INSTRUCTIONS FOR THE TASK: Return, unchanged, the lines of the records from the one containing "source-note: Source : URSSAF" up to and including the one containing "section-separators — [199, 10, 281, 308]".

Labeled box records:

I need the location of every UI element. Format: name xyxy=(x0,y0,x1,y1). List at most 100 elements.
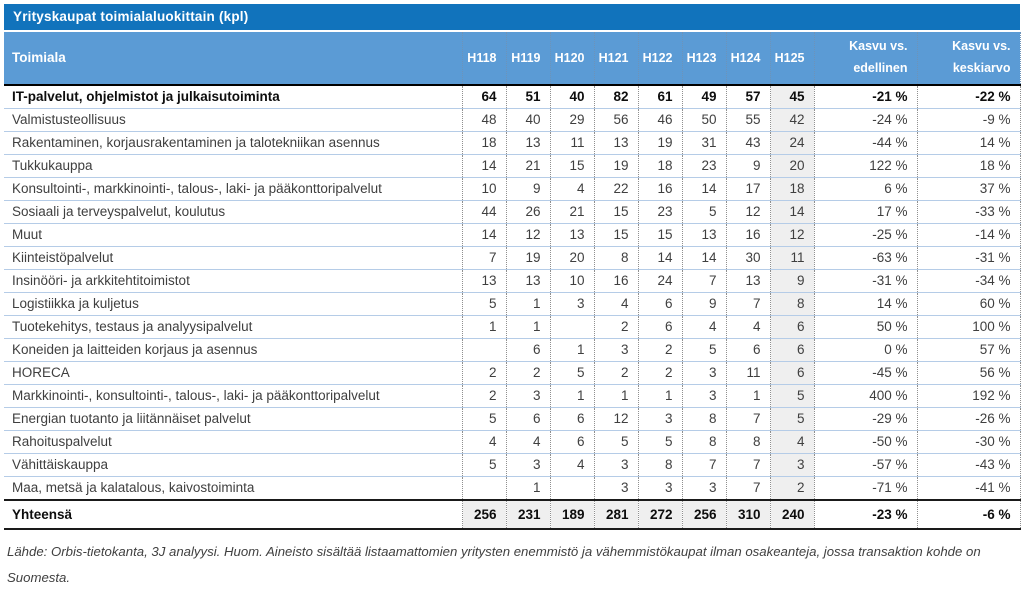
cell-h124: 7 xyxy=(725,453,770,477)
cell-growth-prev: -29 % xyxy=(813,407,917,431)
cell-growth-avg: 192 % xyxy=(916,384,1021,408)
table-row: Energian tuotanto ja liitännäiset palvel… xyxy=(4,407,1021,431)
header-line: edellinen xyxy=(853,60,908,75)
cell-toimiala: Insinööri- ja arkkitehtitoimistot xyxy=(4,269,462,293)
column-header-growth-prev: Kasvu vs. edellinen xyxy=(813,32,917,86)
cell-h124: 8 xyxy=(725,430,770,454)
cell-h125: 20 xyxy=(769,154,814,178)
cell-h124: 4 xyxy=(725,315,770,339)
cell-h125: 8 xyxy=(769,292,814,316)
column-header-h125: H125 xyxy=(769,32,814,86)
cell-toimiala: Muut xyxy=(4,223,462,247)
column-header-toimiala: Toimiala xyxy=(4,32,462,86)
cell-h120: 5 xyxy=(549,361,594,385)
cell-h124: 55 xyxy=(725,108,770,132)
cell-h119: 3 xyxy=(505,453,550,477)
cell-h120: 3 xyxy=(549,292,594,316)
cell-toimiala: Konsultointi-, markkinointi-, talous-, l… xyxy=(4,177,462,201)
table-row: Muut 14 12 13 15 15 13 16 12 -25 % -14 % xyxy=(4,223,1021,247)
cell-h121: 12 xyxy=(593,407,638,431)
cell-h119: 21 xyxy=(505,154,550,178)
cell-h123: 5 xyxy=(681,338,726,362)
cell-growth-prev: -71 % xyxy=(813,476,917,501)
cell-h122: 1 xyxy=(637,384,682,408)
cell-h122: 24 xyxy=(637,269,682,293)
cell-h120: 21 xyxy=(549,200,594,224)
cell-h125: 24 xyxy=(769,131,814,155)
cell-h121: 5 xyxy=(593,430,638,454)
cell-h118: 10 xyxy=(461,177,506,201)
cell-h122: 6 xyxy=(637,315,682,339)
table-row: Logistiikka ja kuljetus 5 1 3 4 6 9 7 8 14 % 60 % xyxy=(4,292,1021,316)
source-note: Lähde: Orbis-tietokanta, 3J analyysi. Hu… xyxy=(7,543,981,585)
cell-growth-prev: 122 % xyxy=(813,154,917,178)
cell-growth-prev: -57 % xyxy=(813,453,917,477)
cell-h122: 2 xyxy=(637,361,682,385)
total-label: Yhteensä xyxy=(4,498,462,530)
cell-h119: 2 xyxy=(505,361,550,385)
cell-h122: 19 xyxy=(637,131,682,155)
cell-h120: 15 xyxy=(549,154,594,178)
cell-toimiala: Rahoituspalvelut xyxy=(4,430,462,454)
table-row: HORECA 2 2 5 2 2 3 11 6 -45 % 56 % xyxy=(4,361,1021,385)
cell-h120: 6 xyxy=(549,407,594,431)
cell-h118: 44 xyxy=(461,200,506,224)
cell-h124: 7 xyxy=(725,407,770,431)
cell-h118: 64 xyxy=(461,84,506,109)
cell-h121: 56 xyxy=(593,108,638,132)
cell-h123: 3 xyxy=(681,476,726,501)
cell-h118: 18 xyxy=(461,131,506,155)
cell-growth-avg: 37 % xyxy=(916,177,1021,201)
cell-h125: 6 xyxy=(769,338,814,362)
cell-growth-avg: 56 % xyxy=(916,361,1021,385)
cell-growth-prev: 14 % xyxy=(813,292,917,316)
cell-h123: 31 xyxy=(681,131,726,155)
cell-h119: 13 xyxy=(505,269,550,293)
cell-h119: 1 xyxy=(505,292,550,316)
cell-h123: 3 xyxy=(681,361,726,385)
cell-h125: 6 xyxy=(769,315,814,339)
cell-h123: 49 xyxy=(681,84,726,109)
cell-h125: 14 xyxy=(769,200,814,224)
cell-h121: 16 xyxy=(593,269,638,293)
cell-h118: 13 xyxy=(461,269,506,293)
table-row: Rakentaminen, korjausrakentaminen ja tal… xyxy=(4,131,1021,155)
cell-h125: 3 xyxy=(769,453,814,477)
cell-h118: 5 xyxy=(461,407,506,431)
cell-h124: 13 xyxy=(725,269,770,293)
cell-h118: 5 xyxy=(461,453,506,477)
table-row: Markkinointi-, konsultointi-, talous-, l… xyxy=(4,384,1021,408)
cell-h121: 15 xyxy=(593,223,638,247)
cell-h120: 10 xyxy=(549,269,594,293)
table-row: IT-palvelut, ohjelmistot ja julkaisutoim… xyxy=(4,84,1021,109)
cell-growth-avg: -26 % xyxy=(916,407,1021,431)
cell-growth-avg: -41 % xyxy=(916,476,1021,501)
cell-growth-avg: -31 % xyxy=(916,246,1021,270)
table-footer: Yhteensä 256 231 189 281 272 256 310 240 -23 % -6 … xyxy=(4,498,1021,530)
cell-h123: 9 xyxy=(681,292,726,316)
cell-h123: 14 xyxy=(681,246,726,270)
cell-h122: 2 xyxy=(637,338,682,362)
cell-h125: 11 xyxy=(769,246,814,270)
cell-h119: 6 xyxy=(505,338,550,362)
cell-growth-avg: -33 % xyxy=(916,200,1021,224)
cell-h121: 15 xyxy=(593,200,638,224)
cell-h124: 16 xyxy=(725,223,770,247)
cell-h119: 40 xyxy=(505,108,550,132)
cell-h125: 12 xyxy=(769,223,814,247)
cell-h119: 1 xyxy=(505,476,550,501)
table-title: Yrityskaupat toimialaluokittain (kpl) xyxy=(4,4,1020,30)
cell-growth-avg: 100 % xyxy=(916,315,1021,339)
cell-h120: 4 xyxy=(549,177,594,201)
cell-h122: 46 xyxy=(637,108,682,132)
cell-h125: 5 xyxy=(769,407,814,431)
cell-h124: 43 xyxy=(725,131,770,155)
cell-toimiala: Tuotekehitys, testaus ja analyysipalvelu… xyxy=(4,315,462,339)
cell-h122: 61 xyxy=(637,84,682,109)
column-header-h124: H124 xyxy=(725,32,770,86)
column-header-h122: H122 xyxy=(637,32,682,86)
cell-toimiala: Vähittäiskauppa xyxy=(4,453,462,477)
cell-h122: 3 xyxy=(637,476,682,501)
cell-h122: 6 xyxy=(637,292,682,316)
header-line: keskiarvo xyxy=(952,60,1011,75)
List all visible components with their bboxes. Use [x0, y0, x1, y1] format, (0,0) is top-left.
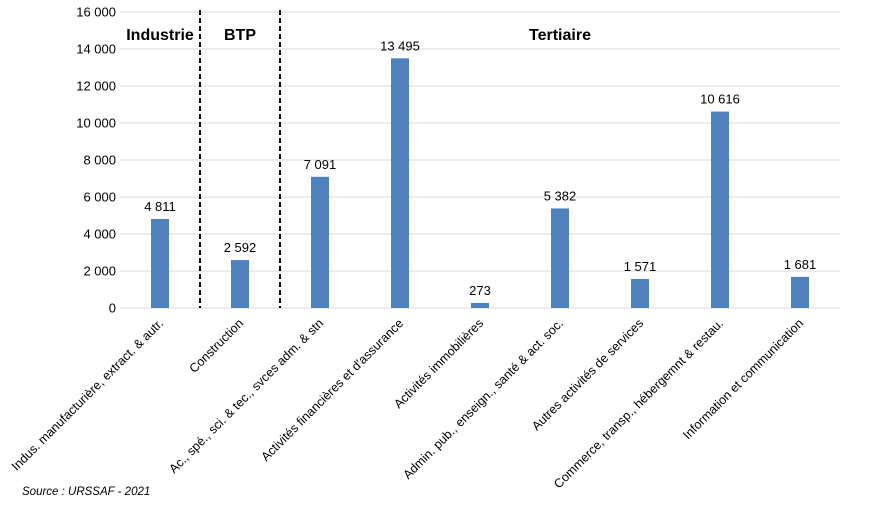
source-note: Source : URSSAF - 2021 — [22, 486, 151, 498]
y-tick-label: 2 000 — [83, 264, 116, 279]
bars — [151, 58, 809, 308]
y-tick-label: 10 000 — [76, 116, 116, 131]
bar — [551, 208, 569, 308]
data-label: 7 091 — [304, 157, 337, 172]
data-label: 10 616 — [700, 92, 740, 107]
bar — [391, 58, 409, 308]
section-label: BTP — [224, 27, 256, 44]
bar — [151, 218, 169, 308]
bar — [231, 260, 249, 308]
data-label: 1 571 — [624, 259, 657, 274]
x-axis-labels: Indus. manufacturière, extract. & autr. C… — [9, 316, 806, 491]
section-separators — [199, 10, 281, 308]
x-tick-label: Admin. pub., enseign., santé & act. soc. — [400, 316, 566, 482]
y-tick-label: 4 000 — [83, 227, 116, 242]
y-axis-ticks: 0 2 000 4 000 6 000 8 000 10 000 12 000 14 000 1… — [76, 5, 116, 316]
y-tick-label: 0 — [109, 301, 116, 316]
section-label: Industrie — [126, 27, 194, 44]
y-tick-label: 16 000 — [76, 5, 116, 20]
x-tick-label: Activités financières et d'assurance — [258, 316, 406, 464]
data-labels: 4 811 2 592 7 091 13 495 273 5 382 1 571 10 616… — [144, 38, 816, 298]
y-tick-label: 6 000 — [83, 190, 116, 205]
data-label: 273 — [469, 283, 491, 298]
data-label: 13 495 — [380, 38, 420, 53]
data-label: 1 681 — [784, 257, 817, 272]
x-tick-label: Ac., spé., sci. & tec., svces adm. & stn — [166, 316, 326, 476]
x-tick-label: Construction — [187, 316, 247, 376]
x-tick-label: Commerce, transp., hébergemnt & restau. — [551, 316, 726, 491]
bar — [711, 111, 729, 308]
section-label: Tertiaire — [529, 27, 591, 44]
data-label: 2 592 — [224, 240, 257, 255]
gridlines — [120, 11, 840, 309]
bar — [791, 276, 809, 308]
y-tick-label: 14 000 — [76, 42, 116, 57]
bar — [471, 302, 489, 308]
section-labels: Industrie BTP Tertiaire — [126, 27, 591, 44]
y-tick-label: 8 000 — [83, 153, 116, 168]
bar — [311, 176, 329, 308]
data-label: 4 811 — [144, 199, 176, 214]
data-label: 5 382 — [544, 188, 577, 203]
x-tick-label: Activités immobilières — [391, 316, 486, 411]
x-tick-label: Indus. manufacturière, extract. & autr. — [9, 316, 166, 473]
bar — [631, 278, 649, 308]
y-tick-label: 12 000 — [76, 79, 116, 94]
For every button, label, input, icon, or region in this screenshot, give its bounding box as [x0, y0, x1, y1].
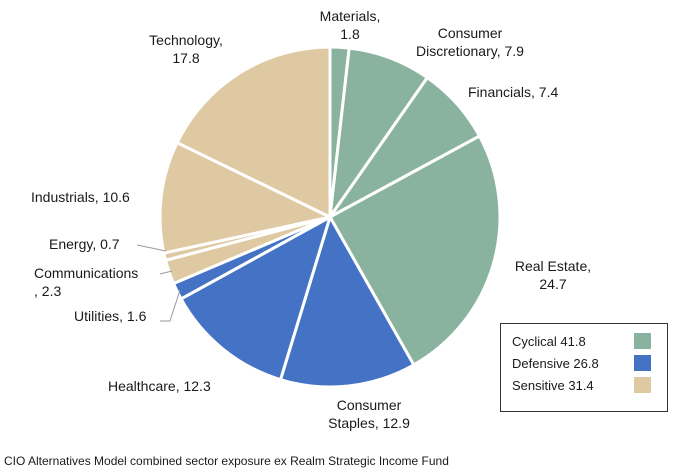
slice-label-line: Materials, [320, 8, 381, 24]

REPLY TO THE EXERCISE:
source-note: Source : URSSAF - 2021 — [22, 486, 151, 498]
y-tick-label: 2 000 — [83, 264, 116, 279]
bars — [151, 58, 809, 308]
y-tick-label: 10 000 — [76, 116, 116, 131]
bar — [551, 208, 569, 308]
data-label: 7 091 — [304, 157, 337, 172]
data-label: 10 616 — [700, 92, 740, 107]
bar — [391, 58, 409, 308]
section-label: BTP — [224, 27, 256, 44]
bar — [151, 218, 169, 308]
bar — [231, 260, 249, 308]
data-label: 1 571 — [624, 259, 657, 274]
x-axis-labels: Indus. manufacturière, extract. & autr. C… — [9, 316, 806, 491]
section-separators — [199, 10, 281, 308]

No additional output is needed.